Gather each line of the entries below that includes "name".

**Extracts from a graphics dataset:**
::::

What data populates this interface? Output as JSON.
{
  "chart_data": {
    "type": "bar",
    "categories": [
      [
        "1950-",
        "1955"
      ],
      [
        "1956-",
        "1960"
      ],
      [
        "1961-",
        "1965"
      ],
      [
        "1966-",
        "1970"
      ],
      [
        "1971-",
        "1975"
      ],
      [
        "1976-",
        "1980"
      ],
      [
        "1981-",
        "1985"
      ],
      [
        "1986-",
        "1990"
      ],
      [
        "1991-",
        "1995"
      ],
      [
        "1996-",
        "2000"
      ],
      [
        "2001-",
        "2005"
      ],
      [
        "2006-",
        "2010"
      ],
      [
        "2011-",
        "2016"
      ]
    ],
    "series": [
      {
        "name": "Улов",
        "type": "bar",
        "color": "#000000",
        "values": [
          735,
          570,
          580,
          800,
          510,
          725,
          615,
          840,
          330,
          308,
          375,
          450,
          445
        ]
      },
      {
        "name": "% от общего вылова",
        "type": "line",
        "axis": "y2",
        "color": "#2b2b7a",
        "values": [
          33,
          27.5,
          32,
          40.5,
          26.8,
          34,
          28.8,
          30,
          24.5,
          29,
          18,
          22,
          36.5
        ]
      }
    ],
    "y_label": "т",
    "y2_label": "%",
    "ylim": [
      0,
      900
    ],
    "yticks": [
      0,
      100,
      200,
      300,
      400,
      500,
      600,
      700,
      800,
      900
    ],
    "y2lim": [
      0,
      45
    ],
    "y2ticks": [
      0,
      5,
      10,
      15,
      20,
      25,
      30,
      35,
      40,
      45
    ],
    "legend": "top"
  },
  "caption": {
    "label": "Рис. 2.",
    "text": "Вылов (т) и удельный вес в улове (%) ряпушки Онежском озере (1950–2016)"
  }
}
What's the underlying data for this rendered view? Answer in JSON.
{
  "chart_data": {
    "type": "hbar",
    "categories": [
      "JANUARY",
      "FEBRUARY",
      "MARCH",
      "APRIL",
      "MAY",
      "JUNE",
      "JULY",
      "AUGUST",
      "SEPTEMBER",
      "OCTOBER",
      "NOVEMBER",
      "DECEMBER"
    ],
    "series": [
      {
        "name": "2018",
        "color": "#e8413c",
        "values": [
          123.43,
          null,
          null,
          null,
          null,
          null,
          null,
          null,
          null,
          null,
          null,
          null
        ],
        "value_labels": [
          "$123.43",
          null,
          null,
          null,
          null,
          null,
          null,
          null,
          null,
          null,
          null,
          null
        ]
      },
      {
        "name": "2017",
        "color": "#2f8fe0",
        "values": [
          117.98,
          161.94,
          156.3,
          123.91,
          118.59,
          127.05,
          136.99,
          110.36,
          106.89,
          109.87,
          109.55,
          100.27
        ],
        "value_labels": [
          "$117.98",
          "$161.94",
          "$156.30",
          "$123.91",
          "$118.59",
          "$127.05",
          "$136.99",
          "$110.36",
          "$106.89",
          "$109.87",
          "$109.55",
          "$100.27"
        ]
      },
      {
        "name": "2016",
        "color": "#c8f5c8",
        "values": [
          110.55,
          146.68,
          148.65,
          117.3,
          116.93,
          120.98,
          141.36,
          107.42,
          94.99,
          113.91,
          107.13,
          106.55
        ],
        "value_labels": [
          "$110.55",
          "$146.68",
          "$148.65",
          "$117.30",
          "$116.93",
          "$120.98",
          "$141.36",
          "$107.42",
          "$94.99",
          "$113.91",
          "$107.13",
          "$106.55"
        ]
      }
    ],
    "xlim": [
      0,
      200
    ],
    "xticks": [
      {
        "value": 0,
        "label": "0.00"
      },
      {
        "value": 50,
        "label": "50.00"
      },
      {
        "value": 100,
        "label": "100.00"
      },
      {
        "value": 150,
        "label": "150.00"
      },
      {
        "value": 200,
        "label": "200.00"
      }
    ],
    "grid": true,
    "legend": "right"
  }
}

::::

**The solution:**
        "name": "Улов",
        "name": "% от общего вылова",
        "name": "2018",
        "name": "2017",
        "name": "2016",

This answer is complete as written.